To do
Output every entry exactly, from the first line to the last.
--- start of Data for the task ---
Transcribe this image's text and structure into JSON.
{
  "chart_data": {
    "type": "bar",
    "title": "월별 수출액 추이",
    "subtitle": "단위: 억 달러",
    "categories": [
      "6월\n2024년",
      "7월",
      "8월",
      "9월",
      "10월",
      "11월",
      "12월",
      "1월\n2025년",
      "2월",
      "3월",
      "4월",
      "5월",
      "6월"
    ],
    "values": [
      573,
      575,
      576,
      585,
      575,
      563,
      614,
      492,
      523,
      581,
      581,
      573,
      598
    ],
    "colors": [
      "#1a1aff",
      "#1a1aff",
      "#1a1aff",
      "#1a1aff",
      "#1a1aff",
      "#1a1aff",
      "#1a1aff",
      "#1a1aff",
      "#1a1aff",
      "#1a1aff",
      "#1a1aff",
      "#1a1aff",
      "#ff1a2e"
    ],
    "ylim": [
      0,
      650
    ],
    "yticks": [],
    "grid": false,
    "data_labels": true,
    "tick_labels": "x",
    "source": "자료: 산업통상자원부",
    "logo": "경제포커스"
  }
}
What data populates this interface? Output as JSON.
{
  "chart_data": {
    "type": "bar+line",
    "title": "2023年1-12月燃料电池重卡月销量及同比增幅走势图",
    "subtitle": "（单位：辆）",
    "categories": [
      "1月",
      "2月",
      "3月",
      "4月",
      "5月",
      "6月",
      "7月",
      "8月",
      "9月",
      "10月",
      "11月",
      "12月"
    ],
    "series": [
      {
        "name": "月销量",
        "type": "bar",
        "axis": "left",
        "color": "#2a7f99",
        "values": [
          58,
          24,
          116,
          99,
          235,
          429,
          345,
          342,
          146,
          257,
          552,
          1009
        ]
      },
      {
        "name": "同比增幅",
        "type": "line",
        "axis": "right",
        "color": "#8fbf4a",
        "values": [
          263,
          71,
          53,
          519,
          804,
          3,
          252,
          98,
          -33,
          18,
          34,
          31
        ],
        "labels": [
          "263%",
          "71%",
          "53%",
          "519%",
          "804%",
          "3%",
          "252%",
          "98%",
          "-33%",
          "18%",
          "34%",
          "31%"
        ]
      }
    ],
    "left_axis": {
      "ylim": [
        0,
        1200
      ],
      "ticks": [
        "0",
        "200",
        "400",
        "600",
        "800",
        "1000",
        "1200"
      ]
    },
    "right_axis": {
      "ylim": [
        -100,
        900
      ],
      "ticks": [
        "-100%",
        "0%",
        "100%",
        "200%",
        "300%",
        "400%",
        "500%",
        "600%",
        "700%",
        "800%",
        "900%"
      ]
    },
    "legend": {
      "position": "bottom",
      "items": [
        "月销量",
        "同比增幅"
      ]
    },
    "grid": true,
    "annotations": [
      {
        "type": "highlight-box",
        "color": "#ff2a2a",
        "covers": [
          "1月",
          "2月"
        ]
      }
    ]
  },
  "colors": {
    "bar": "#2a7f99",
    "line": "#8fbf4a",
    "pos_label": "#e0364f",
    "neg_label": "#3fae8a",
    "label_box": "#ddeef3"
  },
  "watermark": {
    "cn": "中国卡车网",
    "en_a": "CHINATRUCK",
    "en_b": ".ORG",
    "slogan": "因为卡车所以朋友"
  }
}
--- end of Data for the task ---
Answer for this exercise
Transcribe this image's text and structure into JSON.
{
  "chart_data": {
    "type": "bar",
    "title": "월별 수출액 추이",
    "subtitle": "단위: 억 달러",
    "categories": [
      "6월\n2024년",
      "7월",
      "8월",
      "9월",
      "10월",
      "11월",
      "12월",
      "1월\n2025년",
      "2월",
      "3월",
      "4월",
      "5월",
      "6월"
    ],
    "values": [
      573,
      575,
      576,
      585,
      575,
      563,
      614,
      492,
      523,
      581,
      581,
      573,
      598
    ],
    "colors": [
      "#1a1aff",
      "#1a1aff",
      "#1a1aff",
      "#1a1aff",
      "#1a1aff",
      "#1a1aff",
      "#1a1aff",
      "#1a1aff",
      "#1a1aff",
      "#1a1aff",
      "#1a1aff",
      "#1a1aff",
      "#ff1a2e"
    ],
    "ylim": [
      0,
      650
    ],
    "yticks": [],
    "grid": false,
    "data_labels": true,
    "tick_labels": "x",
    "source": "자료: 산업통상자원부",
    "logo": "경제포커스"
  }
}
What data populates this interface? Output as JSON.
{
  "chart_data": {
    "type": "bar+line",
    "title": "2023年1-12月燃料电池重卡月销量及同比增幅走势图",
    "subtitle": "（单位：辆）",
    "categories": [
      "1月",
      "2月",
      "3月",
      "4月",
      "5月",
      "6月",
      "7月",
      "8月",
      "9月",
      "10月",
      "11月",
      "12月"
    ],
    "series": [
      {
        "name": "月销量",
        "type": "bar",
        "axis": "left",
        "color": "#2a7f99",
        "values": [
          58,
          24,
          116,
          99,
          235,
          429,
          345,
          342,
          146,
          257,
          552,
          1009
        ]
      },
      {
        "name": "同比增幅",
        "type": "line",
        "axis": "right",
        "color": "#8fbf4a",
        "values": [
          263,
          71,
          53,
          519,
          804,
          3,
          252,
          98,
          -33,
          18,
          34,
          31
        ],
        "labels": [
          "263%",
          "71%",
          "53%",
          "519%",
          "804%",
          "3%",
          "252%",
          "98%",
          "-33%",
          "18%",
          "34%",
          "31%"
        ]
      }
    ],
    "left_axis": {
      "ylim": [
        0,
        1200
      ],
      "ticks": [
        "0",
        "200",
        "400",
        "600",
        "800",
        "1000",
        "1200"
      ]
    },
    "right_axis": {
      "ylim": [
        -100,
        900
      ],
      "ticks": [
        "-100%",
        "0%",
        "100%",
        "200%",
        "300%",
        "400%",
        "500%",
        "600%",
        "700%",
        "800%",
        "900%"
      ]
    },
    "legend": {
      "position": "bottom",
      "items": [
        "月销量",
        "同比增幅"
      ]
    },
    "grid": true,
    "annotations": [
      {
        "type": "highlight-box",
        "color": "#ff2a2a",
        "covers": [
          "1月",
          "2月"
        ]
      }
    ]
  },
  "colors": {
    "bar": "#2a7f99",
    "line": "#8fbf4a",
    "pos_label": "#e0364f",
    "neg_label": "#3fae8a",
    "label_box": "#ddeef3"
  },
  "watermark": {
    "cn": "中国卡车网",
    "en_a": "CHINATRUCK",
    "en_b": ".ORG",
    "slogan": "因为卡车所以朋友"
  }
}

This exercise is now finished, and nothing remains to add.